REQUIRED TASK: Find each line holding "громадських" and copy it out.

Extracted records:
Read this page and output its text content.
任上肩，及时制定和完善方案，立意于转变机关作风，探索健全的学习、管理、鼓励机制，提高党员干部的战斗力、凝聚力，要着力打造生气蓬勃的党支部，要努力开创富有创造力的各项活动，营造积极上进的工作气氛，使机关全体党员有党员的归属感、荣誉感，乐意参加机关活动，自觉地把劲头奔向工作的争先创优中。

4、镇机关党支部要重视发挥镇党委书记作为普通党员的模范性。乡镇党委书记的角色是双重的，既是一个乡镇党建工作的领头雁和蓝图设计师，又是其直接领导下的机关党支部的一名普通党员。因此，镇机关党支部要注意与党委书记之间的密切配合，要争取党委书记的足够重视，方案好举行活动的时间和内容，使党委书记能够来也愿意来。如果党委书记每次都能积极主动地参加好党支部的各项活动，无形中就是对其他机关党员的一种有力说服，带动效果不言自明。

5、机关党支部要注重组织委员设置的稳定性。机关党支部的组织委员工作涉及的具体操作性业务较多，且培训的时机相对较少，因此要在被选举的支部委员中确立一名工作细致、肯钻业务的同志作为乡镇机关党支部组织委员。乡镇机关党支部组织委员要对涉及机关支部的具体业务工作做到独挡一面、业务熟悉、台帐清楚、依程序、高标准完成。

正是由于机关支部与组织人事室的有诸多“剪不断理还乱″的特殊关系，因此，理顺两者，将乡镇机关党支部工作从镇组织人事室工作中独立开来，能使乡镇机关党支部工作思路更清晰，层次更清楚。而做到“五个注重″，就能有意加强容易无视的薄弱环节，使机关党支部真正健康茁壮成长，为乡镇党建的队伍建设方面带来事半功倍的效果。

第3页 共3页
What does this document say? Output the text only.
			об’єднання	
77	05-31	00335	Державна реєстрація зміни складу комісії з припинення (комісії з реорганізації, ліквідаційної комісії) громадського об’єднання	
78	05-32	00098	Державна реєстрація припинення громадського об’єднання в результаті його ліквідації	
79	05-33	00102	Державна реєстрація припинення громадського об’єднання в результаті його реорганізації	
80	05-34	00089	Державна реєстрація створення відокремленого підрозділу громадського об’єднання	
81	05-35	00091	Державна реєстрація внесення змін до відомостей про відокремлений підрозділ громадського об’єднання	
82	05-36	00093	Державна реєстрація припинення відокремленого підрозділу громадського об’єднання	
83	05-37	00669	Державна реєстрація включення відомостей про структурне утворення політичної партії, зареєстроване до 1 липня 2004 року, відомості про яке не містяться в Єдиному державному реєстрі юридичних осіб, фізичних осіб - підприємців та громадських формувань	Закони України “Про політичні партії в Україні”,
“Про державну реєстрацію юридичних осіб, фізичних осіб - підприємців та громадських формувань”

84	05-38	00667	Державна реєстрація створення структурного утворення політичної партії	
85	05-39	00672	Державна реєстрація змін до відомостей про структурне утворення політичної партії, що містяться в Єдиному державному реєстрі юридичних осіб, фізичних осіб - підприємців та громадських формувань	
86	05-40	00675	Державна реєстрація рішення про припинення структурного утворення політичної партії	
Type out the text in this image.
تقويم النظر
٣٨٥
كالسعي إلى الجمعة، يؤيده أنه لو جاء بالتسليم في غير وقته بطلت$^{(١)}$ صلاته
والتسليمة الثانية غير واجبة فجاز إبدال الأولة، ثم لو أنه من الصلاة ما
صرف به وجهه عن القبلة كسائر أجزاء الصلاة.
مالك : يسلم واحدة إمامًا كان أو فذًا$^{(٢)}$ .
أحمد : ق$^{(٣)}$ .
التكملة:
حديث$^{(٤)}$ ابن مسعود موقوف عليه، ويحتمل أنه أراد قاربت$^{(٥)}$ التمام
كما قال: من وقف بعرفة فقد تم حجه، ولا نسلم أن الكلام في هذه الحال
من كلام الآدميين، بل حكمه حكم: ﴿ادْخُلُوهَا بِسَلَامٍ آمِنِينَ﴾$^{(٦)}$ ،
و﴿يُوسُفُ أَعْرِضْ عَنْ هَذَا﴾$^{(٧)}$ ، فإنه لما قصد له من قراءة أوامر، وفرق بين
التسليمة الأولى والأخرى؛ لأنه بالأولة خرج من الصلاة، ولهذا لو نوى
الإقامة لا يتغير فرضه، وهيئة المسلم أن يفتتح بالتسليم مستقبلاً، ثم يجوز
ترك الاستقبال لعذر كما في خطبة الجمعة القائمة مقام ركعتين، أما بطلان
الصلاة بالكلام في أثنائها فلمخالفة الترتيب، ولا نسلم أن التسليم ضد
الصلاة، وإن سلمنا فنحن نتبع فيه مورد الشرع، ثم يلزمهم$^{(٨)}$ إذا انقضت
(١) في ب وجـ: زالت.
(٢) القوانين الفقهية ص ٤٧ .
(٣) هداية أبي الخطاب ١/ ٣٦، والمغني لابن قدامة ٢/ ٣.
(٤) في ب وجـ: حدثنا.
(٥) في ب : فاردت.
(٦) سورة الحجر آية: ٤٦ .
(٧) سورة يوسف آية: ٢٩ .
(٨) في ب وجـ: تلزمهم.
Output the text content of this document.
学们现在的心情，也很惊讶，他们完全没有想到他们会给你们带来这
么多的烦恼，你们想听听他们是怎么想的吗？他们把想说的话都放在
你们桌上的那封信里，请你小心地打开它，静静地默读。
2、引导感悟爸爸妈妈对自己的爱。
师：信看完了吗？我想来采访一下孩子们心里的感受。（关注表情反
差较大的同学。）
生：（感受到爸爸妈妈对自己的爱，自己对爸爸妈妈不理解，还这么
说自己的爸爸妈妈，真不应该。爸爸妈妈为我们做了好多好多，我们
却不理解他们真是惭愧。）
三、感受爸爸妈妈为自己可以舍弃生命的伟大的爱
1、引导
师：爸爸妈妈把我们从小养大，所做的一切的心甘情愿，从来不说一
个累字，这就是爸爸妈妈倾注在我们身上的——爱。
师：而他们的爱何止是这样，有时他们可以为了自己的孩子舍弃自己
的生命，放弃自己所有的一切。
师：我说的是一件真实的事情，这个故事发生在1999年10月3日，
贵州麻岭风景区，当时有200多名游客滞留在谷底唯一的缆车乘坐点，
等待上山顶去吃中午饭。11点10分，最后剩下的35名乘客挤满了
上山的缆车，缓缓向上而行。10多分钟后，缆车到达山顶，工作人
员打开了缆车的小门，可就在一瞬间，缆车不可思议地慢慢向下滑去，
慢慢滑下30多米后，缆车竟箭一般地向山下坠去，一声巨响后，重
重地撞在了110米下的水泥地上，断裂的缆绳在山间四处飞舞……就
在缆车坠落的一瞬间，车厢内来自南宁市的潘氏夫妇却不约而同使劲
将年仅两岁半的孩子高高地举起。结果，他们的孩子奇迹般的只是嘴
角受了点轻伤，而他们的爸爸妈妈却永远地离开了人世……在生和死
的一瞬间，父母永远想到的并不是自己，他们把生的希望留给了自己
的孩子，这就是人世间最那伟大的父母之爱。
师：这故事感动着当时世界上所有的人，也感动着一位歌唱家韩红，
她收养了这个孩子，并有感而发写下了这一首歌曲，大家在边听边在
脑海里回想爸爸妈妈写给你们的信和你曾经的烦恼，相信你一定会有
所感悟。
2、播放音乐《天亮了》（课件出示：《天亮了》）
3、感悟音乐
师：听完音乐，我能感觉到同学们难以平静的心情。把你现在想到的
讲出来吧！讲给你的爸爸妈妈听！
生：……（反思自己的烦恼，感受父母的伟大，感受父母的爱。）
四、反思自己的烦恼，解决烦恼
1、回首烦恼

EXERCISE RESULT:
83	05-37	00669	Державна реєстрація включення відомостей про структурне утворення політичної партії, зареєстроване до 1 липня 2004 року, відомості про яке не містяться в Єдиному державному реєстрі юридичних осіб, фізичних осіб - підприємців та громадських формувань	Закони України “Про політичні партії в Україні”,
“Про державну реєстрацію юридичних осіб, фізичних осіб - підприємців та громадських формувань”
85	05-39	00672	Державна реєстрація змін до відомостей про структурне утворення політичної партії, що містяться в Єдиному державному реєстрі юридичних осіб, фізичних осіб - підприємців та громадських формувань	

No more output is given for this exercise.